(Collected data)

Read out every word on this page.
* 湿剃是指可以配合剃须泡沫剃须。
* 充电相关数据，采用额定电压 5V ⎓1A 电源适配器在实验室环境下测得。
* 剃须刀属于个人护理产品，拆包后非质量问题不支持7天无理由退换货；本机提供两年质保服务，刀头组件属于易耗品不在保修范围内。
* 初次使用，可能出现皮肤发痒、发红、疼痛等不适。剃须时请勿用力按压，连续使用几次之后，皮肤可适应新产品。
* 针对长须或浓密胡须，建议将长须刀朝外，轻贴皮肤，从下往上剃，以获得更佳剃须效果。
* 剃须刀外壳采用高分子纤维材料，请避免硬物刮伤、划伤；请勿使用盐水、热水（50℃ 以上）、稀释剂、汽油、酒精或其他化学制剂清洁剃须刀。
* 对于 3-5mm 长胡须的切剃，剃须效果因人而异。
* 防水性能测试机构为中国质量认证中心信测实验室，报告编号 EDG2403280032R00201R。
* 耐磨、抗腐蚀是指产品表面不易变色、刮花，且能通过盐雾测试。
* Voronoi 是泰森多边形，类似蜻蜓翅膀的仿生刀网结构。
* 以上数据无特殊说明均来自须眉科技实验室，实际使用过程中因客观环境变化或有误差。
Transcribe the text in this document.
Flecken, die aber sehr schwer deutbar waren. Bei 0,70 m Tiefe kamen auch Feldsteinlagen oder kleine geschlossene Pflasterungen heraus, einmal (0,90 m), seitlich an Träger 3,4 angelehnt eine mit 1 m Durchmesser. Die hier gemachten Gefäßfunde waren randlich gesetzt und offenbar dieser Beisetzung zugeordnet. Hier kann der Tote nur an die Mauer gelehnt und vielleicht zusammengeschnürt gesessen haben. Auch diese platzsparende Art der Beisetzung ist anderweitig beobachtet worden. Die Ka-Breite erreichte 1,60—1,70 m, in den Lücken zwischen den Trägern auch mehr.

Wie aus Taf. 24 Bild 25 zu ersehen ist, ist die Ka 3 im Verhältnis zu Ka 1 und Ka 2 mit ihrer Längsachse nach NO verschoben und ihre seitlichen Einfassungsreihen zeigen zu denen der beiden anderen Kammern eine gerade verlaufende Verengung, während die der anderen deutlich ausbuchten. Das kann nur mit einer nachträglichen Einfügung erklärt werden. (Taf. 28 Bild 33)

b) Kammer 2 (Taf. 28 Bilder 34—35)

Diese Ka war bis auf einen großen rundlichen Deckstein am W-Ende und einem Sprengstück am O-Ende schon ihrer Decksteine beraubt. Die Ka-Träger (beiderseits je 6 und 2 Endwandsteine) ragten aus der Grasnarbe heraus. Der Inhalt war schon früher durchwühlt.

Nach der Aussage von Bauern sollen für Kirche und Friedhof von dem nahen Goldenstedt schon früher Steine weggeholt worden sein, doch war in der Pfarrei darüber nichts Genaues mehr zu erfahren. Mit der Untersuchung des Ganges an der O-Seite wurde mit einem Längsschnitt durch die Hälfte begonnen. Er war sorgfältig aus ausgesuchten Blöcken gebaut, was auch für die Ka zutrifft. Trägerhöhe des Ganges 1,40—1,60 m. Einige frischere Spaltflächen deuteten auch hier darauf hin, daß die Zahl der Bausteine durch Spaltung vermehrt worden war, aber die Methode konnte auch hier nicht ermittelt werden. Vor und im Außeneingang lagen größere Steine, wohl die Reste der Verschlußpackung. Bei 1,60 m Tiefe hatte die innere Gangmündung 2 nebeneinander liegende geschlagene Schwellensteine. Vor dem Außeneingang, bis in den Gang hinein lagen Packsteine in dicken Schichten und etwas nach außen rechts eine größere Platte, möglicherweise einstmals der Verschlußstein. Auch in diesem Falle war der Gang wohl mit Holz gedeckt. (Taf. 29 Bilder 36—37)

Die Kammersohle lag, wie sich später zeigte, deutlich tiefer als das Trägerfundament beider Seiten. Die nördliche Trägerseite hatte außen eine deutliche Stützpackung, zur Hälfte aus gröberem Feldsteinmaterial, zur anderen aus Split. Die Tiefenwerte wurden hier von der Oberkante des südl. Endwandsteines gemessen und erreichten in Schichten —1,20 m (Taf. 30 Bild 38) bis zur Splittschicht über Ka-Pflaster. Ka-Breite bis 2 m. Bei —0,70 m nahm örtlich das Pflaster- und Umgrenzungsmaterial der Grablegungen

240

* [What the task asks] Collect from the data above every line that includes "this".

* [Output below]
Read out every word on this page.
Transcribe the text in this document.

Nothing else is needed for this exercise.